__Instruction 1__
Answer these questions using the article on quirky Chattanooga job titles:
(a) At which company is Shelley Prevost the director of happiness?
(b) What title is printed on Summer Kohlhorst's business cards?
(c) What does Center Centre aim to teach?
__Instruction 2__
Print the part of the article on quirky Chattanooga job titles from "Prevost says her" to "enforcer of happiness.".
__Instruction 3__
Proceed with the article on quirky Chattanooga job titles from the point where it stops.
# Document passage start
In Chattanooga, there are a handful of folks who go to work each day and do something. Something a little quirky, maybe, or something that maybe has been done forever but has taken on a wonky new title like "director of happiness," or "maker of awesomeness" or even "seafood chef " (not the Red Lobster kind).
Chattanooga bills itself to the nation as a progressive, Southern city on the brink of cool and next-level innovation. Maybe it's that personality — a disposition outside the ordinary — that has seeped into Chattanooga's business community.
But with off-the-wall job titles and descriptions, there are often more questions than answers provided when one of Chattanooga's quirky titlers hand over a business card. But maybe that's the point.
Shelley Prevost, director of happiness at Lamp Post Group, happily entertains queries into her title and duties. One of the venture incubator's co-founders, Prevost's title is a self-appointed one.
Prevost says her responsibilities include directing happiness, sure, but much more than that. It means talking with small business founders and company employees who are dealing with private issues all their own.
It's not about making people happy so they work harder, or better, she says.
It's about keeping people grounded to their humanity, reminding them that they're people first, employees second. It's kind of like being a pastor, she says, just don't call it that. She says outside folks sometimes confuse her title for happiness czar, or enforcer of happiness.
Not true. Prevost says being director of happiness means meeting folks wherever they are and helping them find their way in the stress-filled world of small business.
Across Chattanooga, Summer Kohlhorst hands out business cards describing her as maker of awesomeness.
A Sweetwater, Tennessee native, Kohlhorst found herself in the Center Centre's employ last year. Center Centre is a new school starting up in Chattanooga. The aim is to teach user-interface design and skills to youths, hopefully to build a workforce capable of filling the thousands of coding and interface design jobs being created almost daily in this Internet-focuses world.
# Document passage end
# Provided information start
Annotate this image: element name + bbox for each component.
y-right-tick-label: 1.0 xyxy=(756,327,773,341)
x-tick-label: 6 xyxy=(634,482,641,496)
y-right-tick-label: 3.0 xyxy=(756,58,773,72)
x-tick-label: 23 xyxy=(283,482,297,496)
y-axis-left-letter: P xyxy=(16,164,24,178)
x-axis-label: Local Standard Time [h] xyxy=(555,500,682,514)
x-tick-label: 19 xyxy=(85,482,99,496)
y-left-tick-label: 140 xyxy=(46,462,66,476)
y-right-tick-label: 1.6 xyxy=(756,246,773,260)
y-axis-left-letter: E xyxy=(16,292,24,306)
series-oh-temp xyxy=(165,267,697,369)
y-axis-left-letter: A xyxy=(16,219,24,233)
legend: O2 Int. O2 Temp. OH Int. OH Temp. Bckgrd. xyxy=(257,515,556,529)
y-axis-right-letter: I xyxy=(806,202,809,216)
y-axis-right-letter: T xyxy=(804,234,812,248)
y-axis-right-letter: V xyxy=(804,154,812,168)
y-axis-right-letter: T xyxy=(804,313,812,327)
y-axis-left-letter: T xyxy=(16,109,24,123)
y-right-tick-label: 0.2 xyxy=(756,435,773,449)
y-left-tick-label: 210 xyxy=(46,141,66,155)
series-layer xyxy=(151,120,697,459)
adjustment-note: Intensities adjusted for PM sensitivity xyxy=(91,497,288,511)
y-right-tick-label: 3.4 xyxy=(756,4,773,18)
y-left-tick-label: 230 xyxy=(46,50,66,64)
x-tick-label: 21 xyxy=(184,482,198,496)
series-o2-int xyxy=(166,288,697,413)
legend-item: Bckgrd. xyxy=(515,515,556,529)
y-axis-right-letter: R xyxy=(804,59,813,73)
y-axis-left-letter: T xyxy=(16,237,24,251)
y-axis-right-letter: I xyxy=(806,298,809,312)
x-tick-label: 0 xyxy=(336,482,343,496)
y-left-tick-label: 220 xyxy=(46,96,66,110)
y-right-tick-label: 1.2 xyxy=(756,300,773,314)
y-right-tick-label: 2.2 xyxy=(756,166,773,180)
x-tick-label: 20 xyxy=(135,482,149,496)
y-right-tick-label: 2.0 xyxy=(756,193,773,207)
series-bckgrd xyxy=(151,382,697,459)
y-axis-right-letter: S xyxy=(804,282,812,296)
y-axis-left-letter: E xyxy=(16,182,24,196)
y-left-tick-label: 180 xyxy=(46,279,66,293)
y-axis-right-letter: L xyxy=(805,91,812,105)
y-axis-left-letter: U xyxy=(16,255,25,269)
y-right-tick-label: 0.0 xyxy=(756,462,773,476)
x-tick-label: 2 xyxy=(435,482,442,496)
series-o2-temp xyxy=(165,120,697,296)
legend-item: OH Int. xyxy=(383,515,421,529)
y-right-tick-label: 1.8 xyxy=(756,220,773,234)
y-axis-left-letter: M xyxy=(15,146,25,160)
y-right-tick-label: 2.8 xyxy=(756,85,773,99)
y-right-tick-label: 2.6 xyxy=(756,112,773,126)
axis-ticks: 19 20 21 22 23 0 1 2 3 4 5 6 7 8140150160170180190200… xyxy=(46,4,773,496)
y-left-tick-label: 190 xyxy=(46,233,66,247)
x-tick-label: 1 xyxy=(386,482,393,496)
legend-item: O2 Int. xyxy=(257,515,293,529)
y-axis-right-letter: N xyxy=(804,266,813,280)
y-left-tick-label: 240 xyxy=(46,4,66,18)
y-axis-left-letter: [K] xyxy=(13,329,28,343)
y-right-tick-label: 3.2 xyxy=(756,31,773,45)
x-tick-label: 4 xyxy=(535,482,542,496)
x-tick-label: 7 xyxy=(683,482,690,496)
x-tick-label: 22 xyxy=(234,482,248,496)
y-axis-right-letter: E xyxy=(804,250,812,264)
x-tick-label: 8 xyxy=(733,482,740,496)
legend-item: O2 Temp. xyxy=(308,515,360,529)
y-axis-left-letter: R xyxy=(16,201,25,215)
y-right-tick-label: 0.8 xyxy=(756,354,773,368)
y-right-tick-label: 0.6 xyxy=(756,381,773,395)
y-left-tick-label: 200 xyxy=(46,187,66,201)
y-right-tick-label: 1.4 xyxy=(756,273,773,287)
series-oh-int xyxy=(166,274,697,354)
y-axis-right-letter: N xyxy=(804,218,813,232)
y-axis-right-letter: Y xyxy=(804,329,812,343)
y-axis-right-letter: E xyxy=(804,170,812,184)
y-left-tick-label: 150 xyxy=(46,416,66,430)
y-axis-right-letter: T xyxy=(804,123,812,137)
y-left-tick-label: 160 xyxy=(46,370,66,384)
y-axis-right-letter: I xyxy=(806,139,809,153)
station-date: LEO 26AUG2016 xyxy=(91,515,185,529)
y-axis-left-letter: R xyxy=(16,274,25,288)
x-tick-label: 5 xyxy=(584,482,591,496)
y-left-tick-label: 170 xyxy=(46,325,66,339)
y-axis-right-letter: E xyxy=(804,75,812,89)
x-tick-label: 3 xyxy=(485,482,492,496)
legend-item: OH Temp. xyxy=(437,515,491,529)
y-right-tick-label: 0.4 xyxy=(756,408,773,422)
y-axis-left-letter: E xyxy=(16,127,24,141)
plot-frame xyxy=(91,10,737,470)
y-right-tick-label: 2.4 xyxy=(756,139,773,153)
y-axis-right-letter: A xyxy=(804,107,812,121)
# Provided information end
__Output 1__
(a) Lamp Post Group
(b) Maker of awesomeness
(c) User-interface design and skills

__Output 2__
Prevost says her responsibilities include directing happiness, sure, but much more than that. It means talking with small business founders and company employees who are dealing with private issues all their own.
It's not about making people happy so they work harder, or better, she says.
It's about keeping people grounded to their humanity, reminding them that they're people first, employees second. It's kind of like being a pastor, she says, just don't call it that. She says outside folks sometimes confuse her title for happiness czar, or enforcer of happiness.

__Output 3__
"What I really do is humanize our work, so that people don't have to stop being who they are when they come to work."
Kohlhorst gets a little kick out of explaining her duties and responsibilities. The truth is, she says, everyone at Center Centre is a maker of awesomeness.
But rather than slap a tired title like "Graphic Designer" or "Director of Marketing" on Kohlhorst, and saddle her with traditional and inside-the-lines responsibilities, Center Centre goes a different route — because it doesn't want its employees limited to one area.
That's exactly the kind of thing Center Centre is trying to discourage in its students. The goal of the school, says Kohlhorst, is to make generalists, well-rounded employees who can do anything in the coding world or learn to, if there's a need. In a world where companies often have less resources and greater needs, Center Centre sees its work — and its quirky titles — as the way of the future.
And of course, there are Chattanooga's animal-centered employers, like the Chattanooga Zoo and the Tennessee Aquarium. Both rely heavily on volunteers to keep the wheels turning — literally.
Mike Nelson is a veteran of the U.S. military and a retired postal supervisor who now works five days a week operating the battery-powered train-on-wheels at the non-profit Chattanooga Zoo.
Nelson began volunteering to have something to do upon retirement, saying he watched everything on the History channel several times and knew he needed to get out of the house. His wife still works, nearby at Alexian Brothers.
Nelson now drives the Zoo Choo around the park, stopping to allow passengers to see the coyotes or the snow leapord. He likes the work, but doesn't know exactly what he wants to be called just yet. "Just Mike" is fine with him.
Across town at the Tennessee Aquarium, the husband-and-wife duo Van and Phyllis McAdams come in every Friday morning and volunteer their day to cutting up dead fish and refrigerated vegetables to feed some of the aquarium's salt water animals.
The duo moved to Chattanooga from the New Orleans area and began volunteering at the aquarium in 2007. They say giving back to the community and providing a service gives them a sense of fulfillment in their retirement.
Plus, they get to play with the animals. Phyllis McAdams says the otters are her favorite.
Van, on the other hand, loves the octopus exhibit. He pats Boo the octopus on the head during enrichment time, all the time pulling her wandering tentacles off his arm. Having only time to kill, McAdams couldn't imagine trading this gig for some run-of-the-mill part-time job greeting folks at the supermarket.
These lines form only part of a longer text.